Creative Commons Search to Relaunch on WordPress.org

The Creative Commons search engine will soon be part of WordPress.org, as Automattic will begin sponsoring several members of the CC Search team to maintain it. The engine currently offers over 500 million images, audio, and videos, under Creative Commons licenses or the public domain, aggregating more than 45 different sources.

Matt Mullenweg announced the acquisition on his personal blog, saying that CC Search would be “joining the WordPress project.” It is a major benefit to the community, providing a valuable resource for finding GPL-compatible images for use in WordPress-derivative products like themes and plugins. Mullenweg hinted at a long-term plan where deeply integrating CC search into WordPress.org is just the first step:

I am eager to give a new home to their open search product on WordPress.org in continued commitment to open source freedoms, and providing this community resource for decades to come. This is an important first step to provide a long-term, sustainable challenger to proprietary libraries like Unsplash.

> _EXERCISE DIRECTIONS_
Copy the passage of the article on CC Search moving to WordPress.org from "Creative Commons Search to" up to and including "45 different sources.".

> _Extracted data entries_

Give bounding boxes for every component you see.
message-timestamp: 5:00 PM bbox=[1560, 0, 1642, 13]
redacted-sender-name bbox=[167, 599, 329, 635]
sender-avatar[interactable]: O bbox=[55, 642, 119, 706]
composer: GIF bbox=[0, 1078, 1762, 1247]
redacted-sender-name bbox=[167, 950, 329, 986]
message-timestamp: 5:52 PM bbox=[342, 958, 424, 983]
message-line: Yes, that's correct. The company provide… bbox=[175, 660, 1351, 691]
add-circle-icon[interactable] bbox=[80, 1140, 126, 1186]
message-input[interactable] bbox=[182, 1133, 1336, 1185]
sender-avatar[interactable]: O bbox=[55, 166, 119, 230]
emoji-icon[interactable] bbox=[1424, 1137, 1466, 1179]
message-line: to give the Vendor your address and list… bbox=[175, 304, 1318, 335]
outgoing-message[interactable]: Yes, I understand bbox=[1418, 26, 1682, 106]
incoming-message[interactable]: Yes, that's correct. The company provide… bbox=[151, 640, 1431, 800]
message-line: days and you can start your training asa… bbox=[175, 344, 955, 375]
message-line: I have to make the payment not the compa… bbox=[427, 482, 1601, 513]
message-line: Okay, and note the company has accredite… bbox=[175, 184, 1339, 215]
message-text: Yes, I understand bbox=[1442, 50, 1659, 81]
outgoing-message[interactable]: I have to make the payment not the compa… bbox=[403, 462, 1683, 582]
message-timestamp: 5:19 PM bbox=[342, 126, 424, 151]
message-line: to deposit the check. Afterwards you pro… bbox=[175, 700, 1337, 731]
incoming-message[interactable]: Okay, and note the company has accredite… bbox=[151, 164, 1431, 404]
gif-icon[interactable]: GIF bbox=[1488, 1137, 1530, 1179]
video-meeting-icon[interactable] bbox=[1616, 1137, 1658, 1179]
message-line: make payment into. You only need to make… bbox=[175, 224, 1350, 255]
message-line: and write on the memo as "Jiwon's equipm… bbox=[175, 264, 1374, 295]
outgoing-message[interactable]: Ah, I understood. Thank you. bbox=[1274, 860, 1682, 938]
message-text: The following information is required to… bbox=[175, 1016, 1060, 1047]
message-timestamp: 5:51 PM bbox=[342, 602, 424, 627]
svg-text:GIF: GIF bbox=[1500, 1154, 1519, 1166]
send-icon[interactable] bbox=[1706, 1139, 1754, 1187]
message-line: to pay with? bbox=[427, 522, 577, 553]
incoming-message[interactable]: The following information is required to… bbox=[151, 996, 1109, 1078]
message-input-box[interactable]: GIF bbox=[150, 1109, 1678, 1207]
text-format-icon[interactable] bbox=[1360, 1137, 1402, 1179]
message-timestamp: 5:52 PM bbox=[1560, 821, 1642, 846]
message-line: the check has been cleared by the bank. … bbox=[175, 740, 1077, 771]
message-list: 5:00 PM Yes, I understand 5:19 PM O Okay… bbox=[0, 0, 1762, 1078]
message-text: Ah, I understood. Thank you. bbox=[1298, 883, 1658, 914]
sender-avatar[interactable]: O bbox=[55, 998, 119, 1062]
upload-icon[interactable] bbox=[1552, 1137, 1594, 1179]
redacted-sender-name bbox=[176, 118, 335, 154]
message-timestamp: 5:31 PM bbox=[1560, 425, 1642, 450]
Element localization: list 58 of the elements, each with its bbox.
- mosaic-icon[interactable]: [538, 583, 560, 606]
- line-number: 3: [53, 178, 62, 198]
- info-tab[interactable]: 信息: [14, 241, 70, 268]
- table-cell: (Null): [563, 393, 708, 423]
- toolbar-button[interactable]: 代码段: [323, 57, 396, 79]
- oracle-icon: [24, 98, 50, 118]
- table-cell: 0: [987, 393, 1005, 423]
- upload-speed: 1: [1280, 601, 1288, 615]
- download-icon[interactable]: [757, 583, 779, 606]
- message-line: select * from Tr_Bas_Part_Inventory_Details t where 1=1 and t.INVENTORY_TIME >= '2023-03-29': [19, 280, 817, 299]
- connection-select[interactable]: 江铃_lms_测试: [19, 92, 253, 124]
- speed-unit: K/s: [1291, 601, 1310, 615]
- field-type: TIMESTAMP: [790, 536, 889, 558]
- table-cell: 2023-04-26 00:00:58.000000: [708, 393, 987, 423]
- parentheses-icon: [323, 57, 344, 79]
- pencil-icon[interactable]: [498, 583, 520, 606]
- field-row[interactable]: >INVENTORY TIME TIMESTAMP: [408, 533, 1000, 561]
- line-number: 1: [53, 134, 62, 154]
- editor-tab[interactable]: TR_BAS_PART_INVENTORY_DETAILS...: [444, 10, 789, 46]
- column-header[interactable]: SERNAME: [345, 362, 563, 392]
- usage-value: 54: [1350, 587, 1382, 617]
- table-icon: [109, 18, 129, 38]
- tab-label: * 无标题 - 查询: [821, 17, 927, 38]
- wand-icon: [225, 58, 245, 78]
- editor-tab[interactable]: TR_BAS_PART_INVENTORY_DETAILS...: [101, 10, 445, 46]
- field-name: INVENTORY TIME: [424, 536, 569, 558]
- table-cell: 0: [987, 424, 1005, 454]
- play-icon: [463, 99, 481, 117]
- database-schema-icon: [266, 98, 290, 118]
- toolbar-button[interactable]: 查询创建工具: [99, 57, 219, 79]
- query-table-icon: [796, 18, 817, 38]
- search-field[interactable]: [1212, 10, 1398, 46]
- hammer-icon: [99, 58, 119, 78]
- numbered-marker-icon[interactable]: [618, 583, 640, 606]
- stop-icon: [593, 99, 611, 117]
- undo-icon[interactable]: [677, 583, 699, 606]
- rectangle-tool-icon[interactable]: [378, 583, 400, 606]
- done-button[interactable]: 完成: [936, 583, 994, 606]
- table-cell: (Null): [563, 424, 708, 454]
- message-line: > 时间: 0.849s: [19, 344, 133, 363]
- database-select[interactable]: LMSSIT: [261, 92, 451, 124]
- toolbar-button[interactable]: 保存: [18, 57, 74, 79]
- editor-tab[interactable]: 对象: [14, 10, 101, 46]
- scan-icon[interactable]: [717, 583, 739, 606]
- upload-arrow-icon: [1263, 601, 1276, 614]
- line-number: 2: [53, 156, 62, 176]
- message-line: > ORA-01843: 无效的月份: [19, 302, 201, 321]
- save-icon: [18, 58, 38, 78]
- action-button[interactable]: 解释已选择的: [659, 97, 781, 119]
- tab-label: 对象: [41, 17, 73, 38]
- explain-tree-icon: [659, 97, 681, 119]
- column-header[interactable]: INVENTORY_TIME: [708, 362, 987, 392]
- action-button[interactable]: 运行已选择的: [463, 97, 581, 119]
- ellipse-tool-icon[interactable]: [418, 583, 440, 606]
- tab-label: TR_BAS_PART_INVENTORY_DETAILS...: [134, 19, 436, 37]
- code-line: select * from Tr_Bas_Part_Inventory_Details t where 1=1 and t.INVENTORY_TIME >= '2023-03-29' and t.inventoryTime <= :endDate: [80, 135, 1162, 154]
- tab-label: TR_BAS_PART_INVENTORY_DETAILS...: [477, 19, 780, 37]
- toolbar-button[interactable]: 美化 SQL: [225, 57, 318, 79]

> _SOLUTION FOR THIS TASK_
Creative Commons Search to Relaunch on WordPress.org

The Creative Commons search engine will soon be part of WordPress.org, as Automattic will begin sponsoring several members of the CC Search team to maintain it. The engine currently offers over 500 million images, audio, and videos, under Creative Commons licenses or the public domain, aggregating more than 45 different sources.